The exercise. Restate the records below word for word, and omit the images they hold.

++++ Exercise inputs

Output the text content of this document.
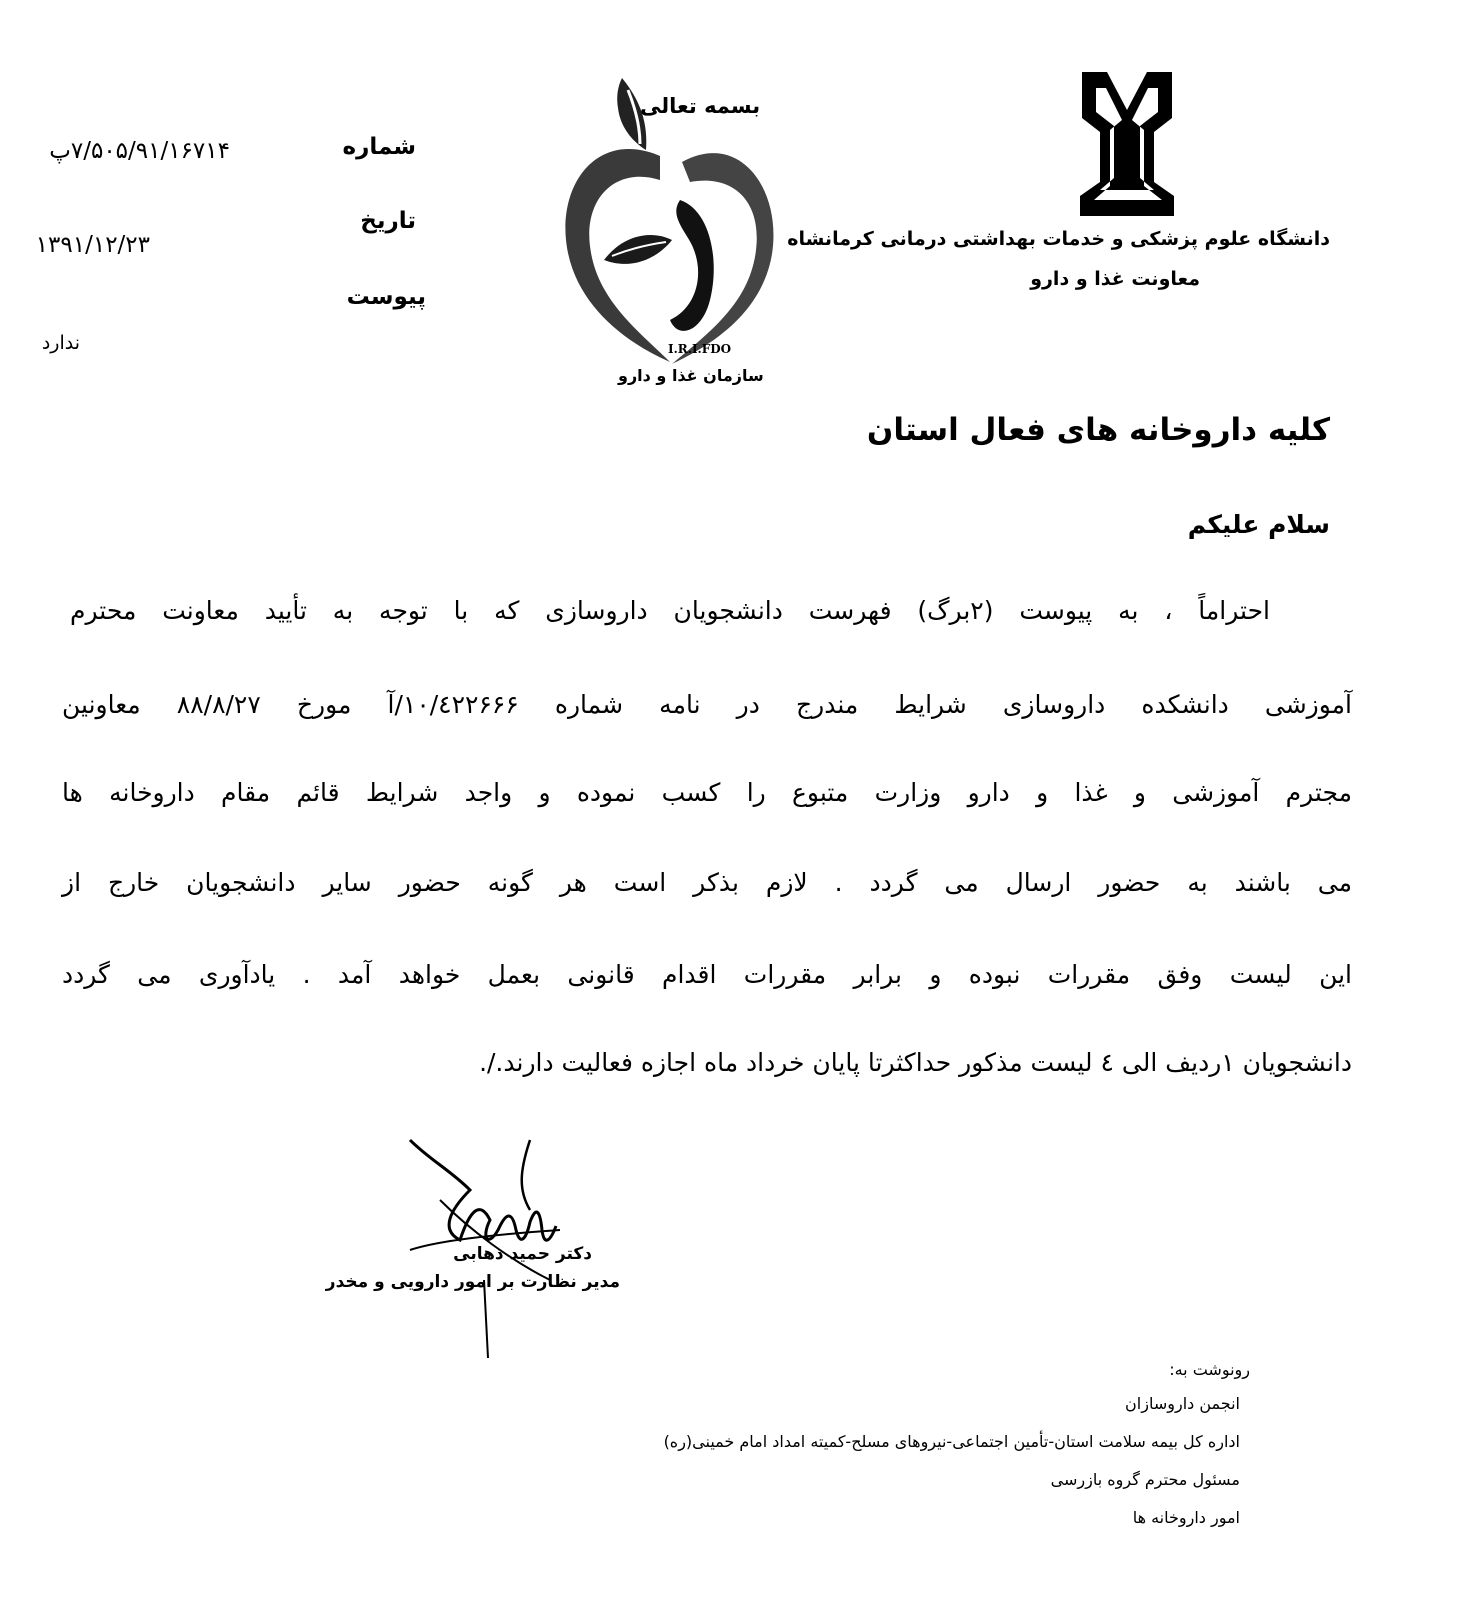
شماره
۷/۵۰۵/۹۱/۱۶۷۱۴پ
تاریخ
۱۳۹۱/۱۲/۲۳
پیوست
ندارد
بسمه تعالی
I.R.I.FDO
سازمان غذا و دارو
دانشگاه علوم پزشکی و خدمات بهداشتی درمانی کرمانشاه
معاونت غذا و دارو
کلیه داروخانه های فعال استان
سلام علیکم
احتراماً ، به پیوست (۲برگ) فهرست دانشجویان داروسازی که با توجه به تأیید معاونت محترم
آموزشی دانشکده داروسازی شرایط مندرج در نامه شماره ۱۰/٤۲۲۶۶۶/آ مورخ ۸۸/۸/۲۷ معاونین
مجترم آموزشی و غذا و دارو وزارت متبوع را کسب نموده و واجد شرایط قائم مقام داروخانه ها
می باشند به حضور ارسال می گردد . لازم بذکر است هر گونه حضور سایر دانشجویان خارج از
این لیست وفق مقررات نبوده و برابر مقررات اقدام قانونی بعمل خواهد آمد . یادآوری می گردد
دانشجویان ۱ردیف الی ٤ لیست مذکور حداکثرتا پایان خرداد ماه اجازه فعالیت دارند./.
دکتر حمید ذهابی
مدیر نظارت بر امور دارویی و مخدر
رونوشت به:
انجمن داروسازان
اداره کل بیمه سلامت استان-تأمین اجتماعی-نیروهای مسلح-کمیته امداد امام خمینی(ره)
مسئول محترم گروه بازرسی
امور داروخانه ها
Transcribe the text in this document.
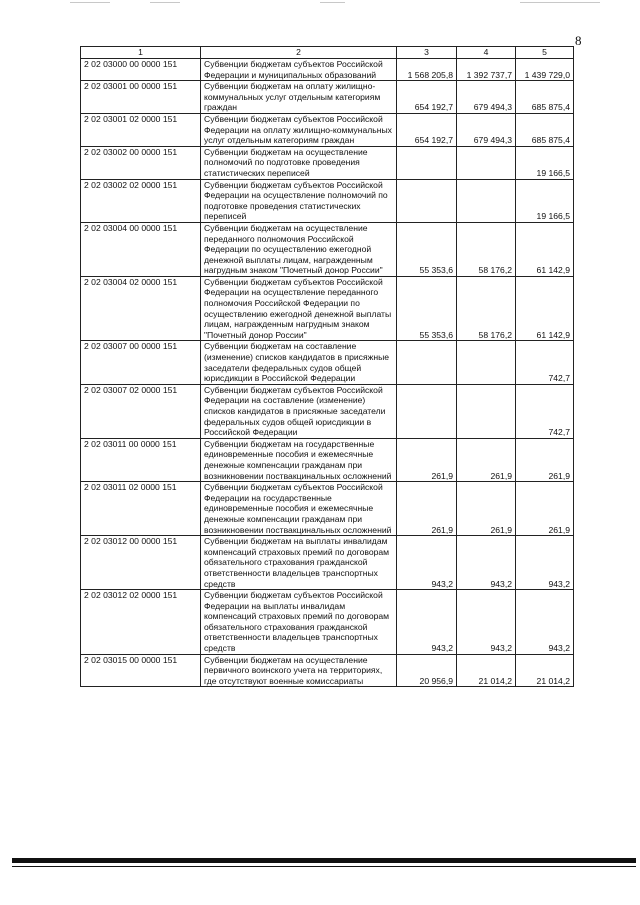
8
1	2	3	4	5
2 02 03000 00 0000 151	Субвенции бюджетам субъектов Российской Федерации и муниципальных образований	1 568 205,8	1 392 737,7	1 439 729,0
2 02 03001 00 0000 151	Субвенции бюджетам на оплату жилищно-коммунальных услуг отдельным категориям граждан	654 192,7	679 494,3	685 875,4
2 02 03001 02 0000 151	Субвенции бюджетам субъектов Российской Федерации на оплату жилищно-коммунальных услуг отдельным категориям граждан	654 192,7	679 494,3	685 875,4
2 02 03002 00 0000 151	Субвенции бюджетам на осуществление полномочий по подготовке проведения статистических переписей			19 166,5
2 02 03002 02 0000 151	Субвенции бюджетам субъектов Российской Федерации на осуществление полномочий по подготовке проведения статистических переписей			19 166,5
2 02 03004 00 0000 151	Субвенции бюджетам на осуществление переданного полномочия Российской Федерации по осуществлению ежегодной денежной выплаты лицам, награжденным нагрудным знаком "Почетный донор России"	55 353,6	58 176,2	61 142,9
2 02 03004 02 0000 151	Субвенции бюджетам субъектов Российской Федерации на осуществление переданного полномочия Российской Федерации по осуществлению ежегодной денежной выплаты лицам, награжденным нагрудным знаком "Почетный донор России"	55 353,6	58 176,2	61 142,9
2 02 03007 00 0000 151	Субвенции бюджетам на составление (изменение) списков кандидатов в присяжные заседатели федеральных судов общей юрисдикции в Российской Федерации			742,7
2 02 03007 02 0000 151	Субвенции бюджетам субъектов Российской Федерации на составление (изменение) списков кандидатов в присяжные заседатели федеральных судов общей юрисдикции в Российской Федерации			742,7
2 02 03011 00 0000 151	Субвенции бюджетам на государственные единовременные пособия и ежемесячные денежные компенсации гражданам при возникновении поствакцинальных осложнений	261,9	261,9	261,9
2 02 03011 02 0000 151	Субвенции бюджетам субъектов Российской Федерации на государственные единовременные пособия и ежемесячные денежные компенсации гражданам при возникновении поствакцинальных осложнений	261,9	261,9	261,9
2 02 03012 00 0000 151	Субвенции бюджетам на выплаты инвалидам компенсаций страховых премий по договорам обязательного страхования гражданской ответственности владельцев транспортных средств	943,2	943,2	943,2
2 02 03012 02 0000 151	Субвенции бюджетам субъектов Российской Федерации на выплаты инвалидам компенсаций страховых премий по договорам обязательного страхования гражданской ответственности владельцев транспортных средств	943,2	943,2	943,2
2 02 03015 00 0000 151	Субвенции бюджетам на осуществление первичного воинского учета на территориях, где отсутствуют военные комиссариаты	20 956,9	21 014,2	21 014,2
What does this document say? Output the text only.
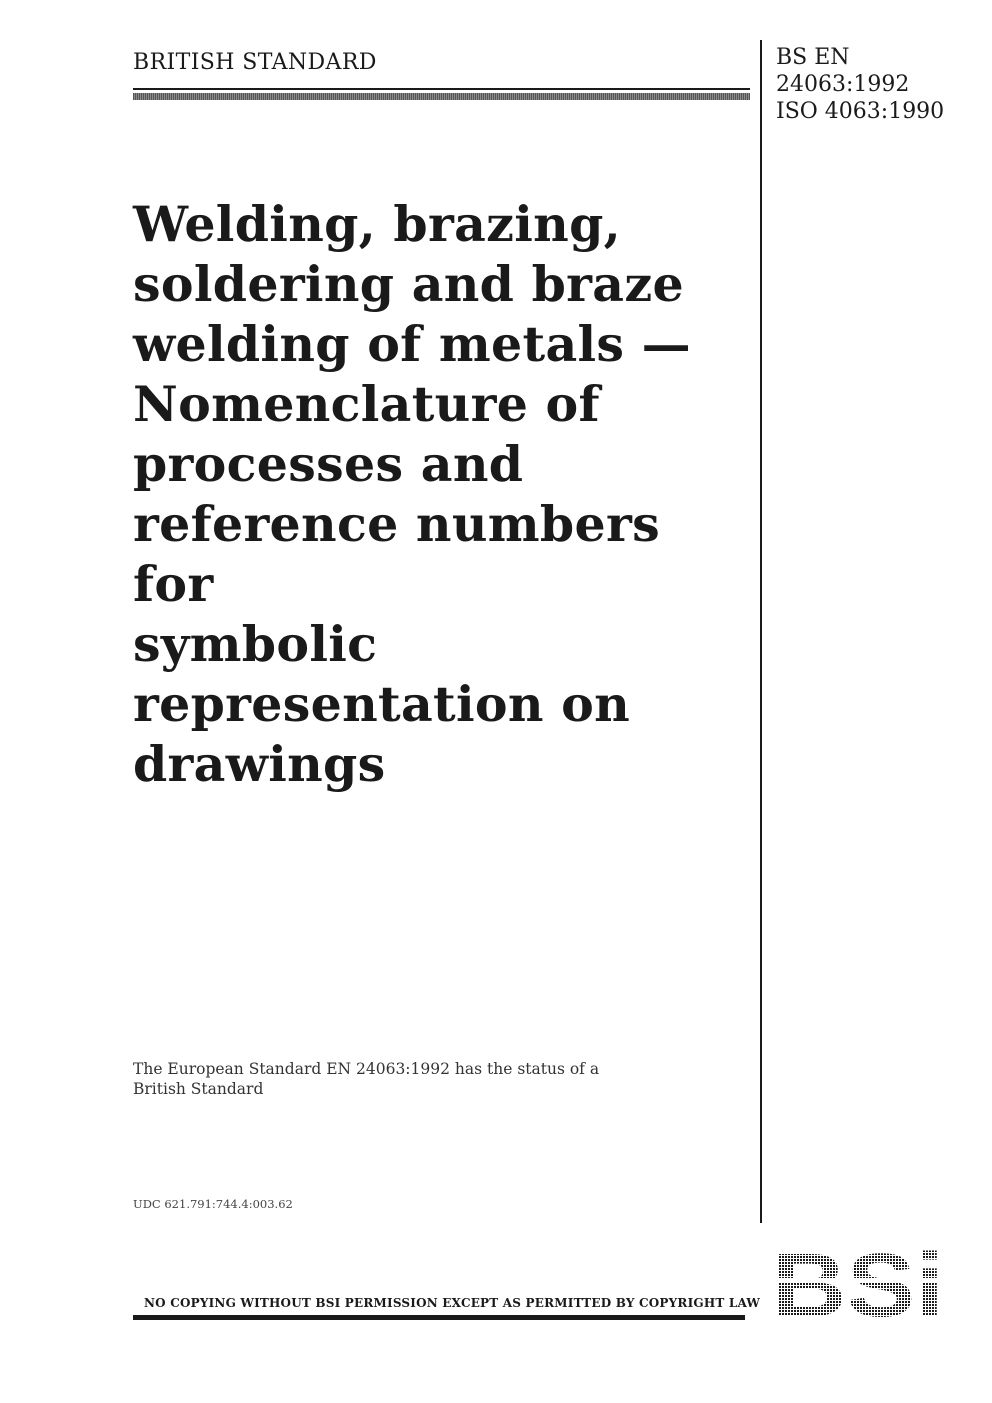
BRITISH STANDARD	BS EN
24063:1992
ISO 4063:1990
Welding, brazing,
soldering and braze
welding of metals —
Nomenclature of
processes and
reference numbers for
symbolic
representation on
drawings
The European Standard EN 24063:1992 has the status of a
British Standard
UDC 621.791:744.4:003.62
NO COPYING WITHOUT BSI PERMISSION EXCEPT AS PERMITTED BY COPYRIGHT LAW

++++++++

Response below.
Output the text content of this document.
شماره
۷/۵۰۵/۹۱/۱۶۷۱۴پ
تاریخ
۱۳۹۱/۱۲/۲۳
پیوست
ندارد
بسمه تعالی
I.R.I.FDO
سازمان غذا و دارو
دانشگاه علوم پزشکی و خدمات بهداشتی درمانی کرمانشاه
معاونت غذا و دارو
کلیه داروخانه های فعال استان
سلام علیکم
احتراماً ، به پیوست (۲برگ) فهرست دانشجویان داروسازی که با توجه به تأیید معاونت محترم
آموزشی دانشکده داروسازی شرایط مندرج در نامه شماره ۱۰/٤۲۲۶۶۶/آ مورخ ۸۸/۸/۲۷ معاونین
مجترم آموزشی و غذا و دارو وزارت متبوع را کسب نموده و واجد شرایط قائم مقام داروخانه ها
می باشند به حضور ارسال می گردد . لازم بذکر است هر گونه حضور سایر دانشجویان خارج از
این لیست وفق مقررات نبوده و برابر مقررات اقدام قانونی بعمل خواهد آمد . یادآوری می گردد
دانشجویان ۱ردیف الی ٤ لیست مذکور حداکثرتا پایان خرداد ماه اجازه فعالیت دارند./.
دکتر حمید ذهابی
مدیر نظارت بر امور دارویی و مخدر
رونوشت به:
انجمن داروسازان
اداره کل بیمه سلامت استان-تأمین اجتماعی-نیروهای مسلح-کمیته امداد امام خمینی(ره)
مسئول محترم گروه بازرسی
امور داروخانه ها
Transcribe the text in this document.
8
1	2	3	4	5
2 02 03000 00 0000 151	Субвенции бюджетам субъектов Российской Федерации и муниципальных образований	1 568 205,8	1 392 737,7	1 439 729,0
2 02 03001 00 0000 151	Субвенции бюджетам на оплату жилищно-коммунальных услуг отдельным категориям граждан	654 192,7	679 494,3	685 875,4
2 02 03001 02 0000 151	Субвенции бюджетам субъектов Российской Федерации на оплату жилищно-коммунальных услуг отдельным категориям граждан	654 192,7	679 494,3	685 875,4
2 02 03002 00 0000 151	Субвенции бюджетам на осуществление полномочий по подготовке проведения статистических переписей			19 166,5
2 02 03002 02 0000 151	Субвенции бюджетам субъектов Российской Федерации на осуществление полномочий по подготовке проведения статистических переписей			19 166,5
2 02 03004 00 0000 151	Субвенции бюджетам на осуществление переданного полномочия Российской Федерации по осуществлению ежегодной денежной выплаты лицам, награжденным нагрудным знаком "Почетный донор России"	55 353,6	58 176,2	61 142,9
2 02 03004 02 0000 151	Субвенции бюджетам субъектов Российской Федерации на осуществление переданного полномочия Российской Федерации по осуществлению ежегодной денежной выплаты лицам, награжденным нагрудным знаком "Почетный донор России"	55 353,6	58 176,2	61 142,9
2 02 03007 00 0000 151	Субвенции бюджетам на составление (изменение) списков кандидатов в присяжные заседатели федеральных судов общей юрисдикции в Российской Федерации			742,7
2 02 03007 02 0000 151	Субвенции бюджетам субъектов Российской Федерации на составление (изменение) списков кандидатов в присяжные заседатели федеральных судов общей юрисдикции в Российской Федерации			742,7
2 02 03011 00 0000 151	Субвенции бюджетам на государственные единовременные пособия и ежемесячные денежные компенсации гражданам при возникновении поствакцинальных осложнений	261,9	261,9	261,9
2 02 03011 02 0000 151	Субвенции бюджетам субъектов Российской Федерации на государственные единовременные пособия и ежемесячные денежные компенсации гражданам при возникновении поствакцинальных осложнений	261,9	261,9	261,9
2 02 03012 00 0000 151	Субвенции бюджетам на выплаты инвалидам компенсаций страховых премий по договорам обязательного страхования гражданской ответственности владельцев транспортных средств	943,2	943,2	943,2
2 02 03012 02 0000 151	Субвенции бюджетам субъектов Российской Федерации на выплаты инвалидам компенсаций страховых премий по договорам обязательного страхования гражданской ответственности владельцев транспортных средств	943,2	943,2	943,2
2 02 03015 00 0000 151	Субвенции бюджетам на осуществление первичного воинского учета на территориях, где отсутствуют военные комиссариаты	20 956,9	21 014,2	21 014,2
What does this document say? Output the text only.
BRITISH STANDARD	BS EN
24063:1992
ISO 4063:1990
Welding, brazing,
soldering and braze
welding of metals —
Nomenclature of
processes and
reference numbers for
symbolic
representation on
drawings
The European Standard EN 24063:1992 has the status of a
British Standard
UDC 621.791:744.4:003.62
NO COPYING WITHOUT BSI PERMISSION EXCEPT AS PERMITTED BY COPYRIGHT LAW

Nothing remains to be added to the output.